# start of Stored records

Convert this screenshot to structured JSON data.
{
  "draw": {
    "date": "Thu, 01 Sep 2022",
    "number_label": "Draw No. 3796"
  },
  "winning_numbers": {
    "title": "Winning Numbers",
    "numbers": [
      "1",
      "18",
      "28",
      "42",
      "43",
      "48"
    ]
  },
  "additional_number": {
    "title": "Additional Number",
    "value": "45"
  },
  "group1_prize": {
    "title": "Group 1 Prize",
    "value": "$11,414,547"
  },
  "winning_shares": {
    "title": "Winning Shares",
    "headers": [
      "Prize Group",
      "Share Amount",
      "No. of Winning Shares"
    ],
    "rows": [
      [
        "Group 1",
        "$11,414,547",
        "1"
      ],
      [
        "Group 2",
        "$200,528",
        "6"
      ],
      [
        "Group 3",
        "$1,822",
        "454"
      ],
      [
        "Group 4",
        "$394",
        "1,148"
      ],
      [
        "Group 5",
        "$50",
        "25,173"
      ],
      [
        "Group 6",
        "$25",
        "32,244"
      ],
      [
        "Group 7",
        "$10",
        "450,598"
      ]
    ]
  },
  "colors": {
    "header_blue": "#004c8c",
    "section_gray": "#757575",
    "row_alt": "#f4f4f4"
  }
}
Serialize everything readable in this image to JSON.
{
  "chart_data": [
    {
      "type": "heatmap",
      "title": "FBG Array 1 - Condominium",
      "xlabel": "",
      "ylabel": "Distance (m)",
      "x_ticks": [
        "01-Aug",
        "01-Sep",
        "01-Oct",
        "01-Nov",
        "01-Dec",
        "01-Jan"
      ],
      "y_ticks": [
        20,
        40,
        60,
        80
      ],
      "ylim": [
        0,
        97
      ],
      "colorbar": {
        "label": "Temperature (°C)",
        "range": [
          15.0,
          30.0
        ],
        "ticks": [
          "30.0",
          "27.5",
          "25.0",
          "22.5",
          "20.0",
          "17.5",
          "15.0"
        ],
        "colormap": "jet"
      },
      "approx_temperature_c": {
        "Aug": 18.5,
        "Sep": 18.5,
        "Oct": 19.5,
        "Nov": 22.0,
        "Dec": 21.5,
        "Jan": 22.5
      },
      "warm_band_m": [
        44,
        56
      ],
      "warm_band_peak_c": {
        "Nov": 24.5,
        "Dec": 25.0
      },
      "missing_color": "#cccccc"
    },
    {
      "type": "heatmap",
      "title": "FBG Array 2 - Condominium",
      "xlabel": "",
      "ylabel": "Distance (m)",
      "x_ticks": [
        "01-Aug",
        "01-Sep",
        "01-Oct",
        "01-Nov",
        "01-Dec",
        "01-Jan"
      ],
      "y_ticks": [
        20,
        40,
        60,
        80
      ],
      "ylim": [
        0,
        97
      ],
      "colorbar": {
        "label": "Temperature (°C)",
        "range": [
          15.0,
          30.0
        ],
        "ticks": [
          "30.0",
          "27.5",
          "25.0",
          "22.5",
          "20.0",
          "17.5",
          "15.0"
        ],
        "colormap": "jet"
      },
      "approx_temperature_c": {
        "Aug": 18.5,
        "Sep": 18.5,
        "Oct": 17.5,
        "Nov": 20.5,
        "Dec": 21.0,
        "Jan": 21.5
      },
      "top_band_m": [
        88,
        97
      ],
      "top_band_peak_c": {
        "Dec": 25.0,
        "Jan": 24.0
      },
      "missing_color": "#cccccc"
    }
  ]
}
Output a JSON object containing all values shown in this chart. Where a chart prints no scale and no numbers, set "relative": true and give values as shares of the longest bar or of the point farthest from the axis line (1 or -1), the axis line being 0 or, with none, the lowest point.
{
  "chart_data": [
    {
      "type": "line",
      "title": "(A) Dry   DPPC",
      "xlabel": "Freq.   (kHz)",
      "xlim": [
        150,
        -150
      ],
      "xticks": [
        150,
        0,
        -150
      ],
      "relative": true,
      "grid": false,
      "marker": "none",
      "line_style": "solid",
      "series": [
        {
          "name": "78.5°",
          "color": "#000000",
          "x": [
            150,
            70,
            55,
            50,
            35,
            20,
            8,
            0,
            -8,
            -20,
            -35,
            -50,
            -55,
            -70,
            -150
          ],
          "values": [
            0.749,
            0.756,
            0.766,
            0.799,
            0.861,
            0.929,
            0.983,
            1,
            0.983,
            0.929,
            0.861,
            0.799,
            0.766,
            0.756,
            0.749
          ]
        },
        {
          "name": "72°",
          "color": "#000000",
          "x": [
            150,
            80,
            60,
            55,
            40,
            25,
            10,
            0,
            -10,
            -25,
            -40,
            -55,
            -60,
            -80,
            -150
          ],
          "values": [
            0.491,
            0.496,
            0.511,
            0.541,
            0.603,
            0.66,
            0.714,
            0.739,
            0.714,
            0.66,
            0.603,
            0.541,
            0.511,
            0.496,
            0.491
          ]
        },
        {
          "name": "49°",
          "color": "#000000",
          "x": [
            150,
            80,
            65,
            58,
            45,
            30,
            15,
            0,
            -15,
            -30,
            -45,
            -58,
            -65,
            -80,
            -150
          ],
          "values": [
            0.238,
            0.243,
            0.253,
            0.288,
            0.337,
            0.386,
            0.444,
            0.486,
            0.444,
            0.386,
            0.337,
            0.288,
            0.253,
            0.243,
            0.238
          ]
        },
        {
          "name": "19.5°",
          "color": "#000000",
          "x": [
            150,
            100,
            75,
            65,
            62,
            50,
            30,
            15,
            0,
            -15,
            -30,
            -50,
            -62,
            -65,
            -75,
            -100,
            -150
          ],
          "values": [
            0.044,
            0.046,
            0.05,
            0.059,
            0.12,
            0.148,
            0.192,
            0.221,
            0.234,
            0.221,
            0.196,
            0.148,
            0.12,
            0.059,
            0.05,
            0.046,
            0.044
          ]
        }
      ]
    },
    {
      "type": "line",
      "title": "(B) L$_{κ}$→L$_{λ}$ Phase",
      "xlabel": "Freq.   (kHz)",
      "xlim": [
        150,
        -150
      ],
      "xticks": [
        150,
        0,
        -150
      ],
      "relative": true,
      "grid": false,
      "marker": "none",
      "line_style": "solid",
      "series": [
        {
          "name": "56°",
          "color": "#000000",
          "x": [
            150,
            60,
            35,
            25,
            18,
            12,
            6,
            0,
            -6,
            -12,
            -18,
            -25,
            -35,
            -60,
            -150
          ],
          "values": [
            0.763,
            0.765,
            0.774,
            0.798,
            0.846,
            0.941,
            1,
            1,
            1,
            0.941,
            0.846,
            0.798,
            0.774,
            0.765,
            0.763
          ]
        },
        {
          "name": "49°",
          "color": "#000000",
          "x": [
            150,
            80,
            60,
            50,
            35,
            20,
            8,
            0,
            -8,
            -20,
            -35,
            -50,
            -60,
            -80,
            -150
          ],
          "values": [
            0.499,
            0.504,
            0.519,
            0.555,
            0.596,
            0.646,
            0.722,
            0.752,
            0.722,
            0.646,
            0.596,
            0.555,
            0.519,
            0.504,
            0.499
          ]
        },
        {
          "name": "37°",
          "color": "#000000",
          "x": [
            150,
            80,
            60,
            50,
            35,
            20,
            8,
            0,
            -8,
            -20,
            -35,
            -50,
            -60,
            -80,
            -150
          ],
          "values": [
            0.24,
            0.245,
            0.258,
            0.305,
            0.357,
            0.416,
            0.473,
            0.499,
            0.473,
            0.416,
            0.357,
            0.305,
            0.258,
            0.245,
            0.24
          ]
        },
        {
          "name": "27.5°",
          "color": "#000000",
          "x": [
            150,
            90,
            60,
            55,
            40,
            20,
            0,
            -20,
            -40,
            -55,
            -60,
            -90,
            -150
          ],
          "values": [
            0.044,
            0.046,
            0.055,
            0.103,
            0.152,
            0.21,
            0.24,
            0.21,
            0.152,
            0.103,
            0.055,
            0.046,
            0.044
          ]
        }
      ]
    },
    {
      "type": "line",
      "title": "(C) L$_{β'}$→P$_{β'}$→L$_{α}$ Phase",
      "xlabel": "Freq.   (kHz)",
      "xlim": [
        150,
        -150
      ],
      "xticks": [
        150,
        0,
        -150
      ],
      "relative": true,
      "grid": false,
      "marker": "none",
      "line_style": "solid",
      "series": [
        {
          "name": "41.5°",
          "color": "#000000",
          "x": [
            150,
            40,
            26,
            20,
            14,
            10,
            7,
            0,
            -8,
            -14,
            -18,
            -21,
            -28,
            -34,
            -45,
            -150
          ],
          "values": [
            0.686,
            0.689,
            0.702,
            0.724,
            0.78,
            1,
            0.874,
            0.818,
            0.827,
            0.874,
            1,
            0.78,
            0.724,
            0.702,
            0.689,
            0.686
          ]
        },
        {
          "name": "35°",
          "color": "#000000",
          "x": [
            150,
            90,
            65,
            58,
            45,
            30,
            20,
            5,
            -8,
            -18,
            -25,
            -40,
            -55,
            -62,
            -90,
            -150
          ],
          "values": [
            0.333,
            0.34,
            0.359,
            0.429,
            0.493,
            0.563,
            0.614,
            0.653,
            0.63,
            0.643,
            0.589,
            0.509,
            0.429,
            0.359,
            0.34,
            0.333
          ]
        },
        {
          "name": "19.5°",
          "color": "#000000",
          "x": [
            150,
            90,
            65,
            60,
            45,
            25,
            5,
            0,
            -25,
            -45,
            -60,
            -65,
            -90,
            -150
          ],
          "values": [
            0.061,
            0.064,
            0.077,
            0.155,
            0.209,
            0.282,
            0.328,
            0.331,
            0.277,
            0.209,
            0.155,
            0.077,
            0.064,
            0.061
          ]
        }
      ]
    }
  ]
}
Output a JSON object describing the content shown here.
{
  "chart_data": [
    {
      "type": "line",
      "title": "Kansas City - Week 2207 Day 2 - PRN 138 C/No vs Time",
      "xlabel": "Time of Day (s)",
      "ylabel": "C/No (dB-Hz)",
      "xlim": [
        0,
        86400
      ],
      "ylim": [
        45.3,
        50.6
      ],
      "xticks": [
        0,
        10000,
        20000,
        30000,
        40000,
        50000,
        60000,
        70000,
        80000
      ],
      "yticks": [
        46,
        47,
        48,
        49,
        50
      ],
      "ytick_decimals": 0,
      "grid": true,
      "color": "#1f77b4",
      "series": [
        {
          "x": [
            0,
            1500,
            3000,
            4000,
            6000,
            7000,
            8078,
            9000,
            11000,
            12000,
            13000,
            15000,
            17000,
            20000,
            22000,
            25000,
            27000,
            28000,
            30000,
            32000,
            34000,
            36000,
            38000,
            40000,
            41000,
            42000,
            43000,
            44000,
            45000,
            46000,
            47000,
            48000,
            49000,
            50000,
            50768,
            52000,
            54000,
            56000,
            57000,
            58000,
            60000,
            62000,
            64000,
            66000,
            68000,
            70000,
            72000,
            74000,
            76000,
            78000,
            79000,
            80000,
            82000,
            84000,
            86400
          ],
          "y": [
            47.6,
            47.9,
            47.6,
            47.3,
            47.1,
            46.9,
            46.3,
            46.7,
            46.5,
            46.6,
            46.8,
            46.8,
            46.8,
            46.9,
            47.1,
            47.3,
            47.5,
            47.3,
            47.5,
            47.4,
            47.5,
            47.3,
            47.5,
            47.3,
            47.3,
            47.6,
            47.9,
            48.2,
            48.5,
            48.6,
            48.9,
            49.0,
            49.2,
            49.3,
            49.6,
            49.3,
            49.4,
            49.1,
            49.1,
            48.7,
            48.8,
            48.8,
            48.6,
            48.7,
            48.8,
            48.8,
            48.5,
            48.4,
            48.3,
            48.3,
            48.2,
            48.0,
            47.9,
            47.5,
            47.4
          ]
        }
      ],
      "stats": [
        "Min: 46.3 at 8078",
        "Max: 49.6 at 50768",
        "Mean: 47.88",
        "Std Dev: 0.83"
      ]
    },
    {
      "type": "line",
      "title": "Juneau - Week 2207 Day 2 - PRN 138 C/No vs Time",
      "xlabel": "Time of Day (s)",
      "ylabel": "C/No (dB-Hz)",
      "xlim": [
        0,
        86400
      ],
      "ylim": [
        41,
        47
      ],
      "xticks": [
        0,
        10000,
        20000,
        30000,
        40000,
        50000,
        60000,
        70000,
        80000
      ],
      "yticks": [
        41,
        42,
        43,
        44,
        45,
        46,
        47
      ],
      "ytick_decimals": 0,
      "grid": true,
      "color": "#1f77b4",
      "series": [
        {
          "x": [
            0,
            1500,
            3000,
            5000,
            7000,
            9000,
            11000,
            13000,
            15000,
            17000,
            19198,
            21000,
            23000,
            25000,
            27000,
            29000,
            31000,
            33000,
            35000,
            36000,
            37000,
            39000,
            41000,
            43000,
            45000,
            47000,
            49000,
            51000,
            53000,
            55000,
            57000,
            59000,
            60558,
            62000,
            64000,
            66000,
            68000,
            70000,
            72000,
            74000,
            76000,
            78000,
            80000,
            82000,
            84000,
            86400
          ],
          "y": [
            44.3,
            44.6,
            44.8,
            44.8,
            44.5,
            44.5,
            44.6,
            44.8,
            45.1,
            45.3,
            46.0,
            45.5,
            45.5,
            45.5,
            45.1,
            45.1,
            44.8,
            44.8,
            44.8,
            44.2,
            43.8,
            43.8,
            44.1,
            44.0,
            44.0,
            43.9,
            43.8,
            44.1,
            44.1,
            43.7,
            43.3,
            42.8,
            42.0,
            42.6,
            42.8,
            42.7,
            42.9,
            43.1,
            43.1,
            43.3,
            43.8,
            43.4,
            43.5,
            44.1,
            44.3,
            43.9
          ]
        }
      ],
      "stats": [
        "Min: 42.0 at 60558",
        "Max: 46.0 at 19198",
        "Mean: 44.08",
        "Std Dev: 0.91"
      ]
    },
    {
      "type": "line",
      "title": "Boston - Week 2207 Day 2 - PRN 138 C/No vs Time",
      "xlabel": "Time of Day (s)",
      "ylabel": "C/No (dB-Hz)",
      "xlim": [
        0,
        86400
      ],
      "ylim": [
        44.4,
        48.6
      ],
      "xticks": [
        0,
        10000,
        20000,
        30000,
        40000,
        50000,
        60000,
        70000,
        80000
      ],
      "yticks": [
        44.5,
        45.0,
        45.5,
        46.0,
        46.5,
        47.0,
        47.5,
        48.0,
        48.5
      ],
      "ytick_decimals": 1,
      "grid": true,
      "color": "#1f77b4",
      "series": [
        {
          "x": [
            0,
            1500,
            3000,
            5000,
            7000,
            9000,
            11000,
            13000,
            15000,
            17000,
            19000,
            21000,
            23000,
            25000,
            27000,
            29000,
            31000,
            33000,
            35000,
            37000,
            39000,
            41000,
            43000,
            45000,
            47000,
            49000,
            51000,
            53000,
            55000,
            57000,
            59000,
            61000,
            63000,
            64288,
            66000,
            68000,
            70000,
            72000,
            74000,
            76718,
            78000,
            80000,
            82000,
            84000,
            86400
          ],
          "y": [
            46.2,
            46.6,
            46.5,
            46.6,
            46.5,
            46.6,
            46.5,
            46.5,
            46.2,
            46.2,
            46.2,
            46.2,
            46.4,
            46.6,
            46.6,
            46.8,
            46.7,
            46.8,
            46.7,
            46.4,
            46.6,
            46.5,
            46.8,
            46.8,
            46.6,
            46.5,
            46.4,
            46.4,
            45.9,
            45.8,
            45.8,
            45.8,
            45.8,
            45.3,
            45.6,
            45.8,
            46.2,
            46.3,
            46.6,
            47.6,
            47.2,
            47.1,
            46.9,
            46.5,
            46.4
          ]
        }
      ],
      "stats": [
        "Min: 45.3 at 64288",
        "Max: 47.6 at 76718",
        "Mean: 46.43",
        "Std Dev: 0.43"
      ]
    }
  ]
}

# end of Stored records

● **Written task**
Your task is to list each line of the records with the word "Week".

● **Written solution**
      "title": "Kansas City - Week 2207 Day 2 - PRN 138 C/No vs Time",
      "title": "Juneau - Week 2207 Day 2 - PRN 138 C/No vs Time",
      "title": "Boston - Week 2207 Day 2 - PRN 138 C/No vs Time",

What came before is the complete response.